[OBJECTIVE]
Restate each line of the listing exactly, without carrying over any pictures.

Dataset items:
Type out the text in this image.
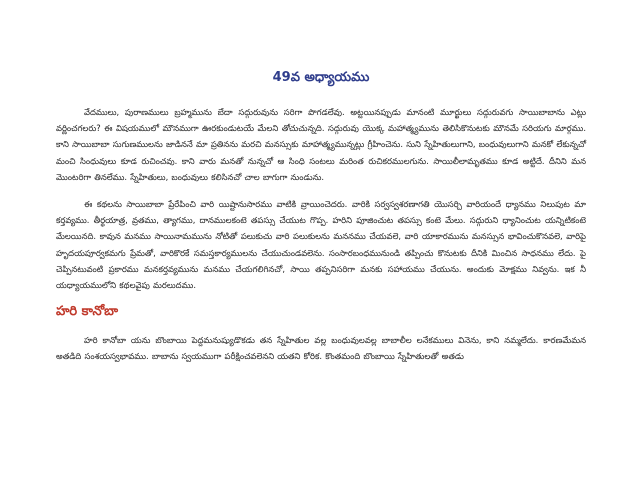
49వ అధ్యాయము

వేదములు, పురాణములు బ్రహ్మమును బేదా సద్గురువును సరిగా పొగడలేవు. అట్టయినప్పుడు మానంటి మూర్ఖులు సద్గురువగు సాయిబాబాను ఎట్లు వర్ణించగలరు? ఈ విషయములో మౌనముగా ఊరకుండుటయే మేలని తోచుచున్నది. సద్గురువు యొక్క మహాత్మ్యమును తెలిసికొనుటకు మౌనమే సరియగు మార్గము. కాని సాయిబాబా సుగుణములను జాడిననే మా ప్రతినను మరచి మనస్సుకు మాహాత్మ్యమున్నట్లు గ్రీహించెను. సుని స్నేహితులుగాని, బంధువులుగాని మనకో లేకున్నచో మంచి సింధువులు కూడ రుచించవు. కాని వారు మనతో నున్నచో ఆ సింధి సంటలు మరింత రుచికరములగును. సాయిలీలామృతము కూడ అట్టిదే. దీనిని మన మొంటరిగా తినలేము. స్నేహితులు, బంధువులు కలిసినచో చాల బాగుగా నుండును.

ఈ కథలను సాయిబాబా ప్రేరేపించి వారి యిష్టానుసారము వాటికి వ్రాయించెదరు. వారికి సర్వస్వశరణాగతి యొసర్చి వారియందే ధ్యానము నిలుపుట మా కర్తవ్యము. తీర్థయాత్ర, వ్రతము, త్యాగము, దానములకంటె తపస్సు చేయుట గొప్ప. హరిని పూజించుట తపస్సు కంటె మేలు. సద్గురుని ధ్యానించుట యన్నిటికంటె మేలయినది. కావున మనము సాయినామమును నోటితో పలుకుచు వారి పలుకులను మననము చేయవలె, వారి యాకారమును మనస్సున భావించుకొనవలె, వారిపై హృదయపూర్వకమగు ప్రేమతో, వారికొరకే సమస్తకార్యములను చేయుచుండవలెను. సంసారబంధమునుండి తప్పించు కొనుటకు దీనికి మించిన సాధనము లేదు. పై చెప్పినటువంటి ప్రకారము మనకర్తవ్యమును మనము చేయగలిగినచో, సాయి తప్పనిసరిగా మనకు సహాయము చేయును. అందుకు మోక్షము నివ్వను. ఇక నీ యధ్యాయములోని కథలవైపు మరలుదము.

హరి కానోబా

హరి కానోబా యను బొంబాయి పెద్దమనుష్యుడొకడు తన స్నేహితుల వల్ల బంధువులవల్ల బాబాలీల లనేకములు వినెను, కాని నమ్మలేదు. కారణమేమన అతడిది సంశయస్వభావము. బాబాను స్వయముగా పరీక్షించవలెనని యతని కోరిక. కొంతమంది బొంబాయి స్నేహితులతో అతడు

[EXPECTED ANSWER]
Type out the text in this image.
49వ అధ్యాయము

వేదములు, పురాణములు బ్రహ్మమును బేదా సద్గురువును సరిగా పొగడలేవు. అట్టయినప్పుడు మానంటి మూర్ఖులు సద్గురువగు సాయిబాబాను ఎట్లు వర్ణించగలరు? ఈ విషయములో మౌనముగా ఊరకుండుటయే మేలని తోచుచున్నది. సద్గురువు యొక్క మహాత్మ్యమును తెలిసికొనుటకు మౌనమే సరియగు మార్గము. కాని సాయిబాబా సుగుణములను జాడిననే మా ప్రతినను మరచి మనస్సుకు మాహాత్మ్యమున్నట్లు గ్రీహించెను. సుని స్నేహితులుగాని, బంధువులుగాని మనకో లేకున్నచో మంచి సింధువులు కూడ రుచించవు. కాని వారు మనతో నున్నచో ఆ సింధి సంటలు మరింత రుచికరములగును. సాయిలీలామృతము కూడ అట్టిదే. దీనిని మన మొంటరిగా తినలేము. స్నేహితులు, బంధువులు కలిసినచో చాల బాగుగా నుండును.

ఈ కథలను సాయిబాబా ప్రేరేపించి వారి యిష్టానుసారము వాటికి వ్రాయించెదరు. వారికి సర్వస్వశరణాగతి యొసర్చి వారియందే ధ్యానము నిలుపుట మా కర్తవ్యము. తీర్థయాత్ర, వ్రతము, త్యాగము, దానములకంటె తపస్సు చేయుట గొప్ప. హరిని పూజించుట తపస్సు కంటె మేలు. సద్గురుని ధ్యానించుట యన్నిటికంటె మేలయినది. కావున మనము సాయినామమును నోటితో పలుకుచు వారి పలుకులను మననము చేయవలె, వారి యాకారమును మనస్సున భావించుకొనవలె, వారిపై హృదయపూర్వకమగు ప్రేమతో, వారికొరకే సమస్తకార్యములను చేయుచుండవలెను. సంసారబంధమునుండి తప్పించు కొనుటకు దీనికి మించిన సాధనము లేదు. పై చెప్పినటువంటి ప్రకారము మనకర్తవ్యమును మనము చేయగలిగినచో, సాయి తప్పనిసరిగా మనకు సహాయము చేయును. అందుకు మోక్షము నివ్వను. ఇక నీ యధ్యాయములోని కథలవైపు మరలుదము.

హరి కానోబా

హరి కానోబా యను బొంబాయి పెద్దమనుష్యుడొకడు తన స్నేహితుల వల్ల బంధువులవల్ల బాబాలీల లనేకములు వినెను, కాని నమ్మలేదు. కారణమేమన అతడిది సంశయస్వభావము. బాబాను స్వయముగా పరీక్షించవలెనని యతని కోరిక. కొంతమంది బొంబాయి స్నేహితులతో అతడు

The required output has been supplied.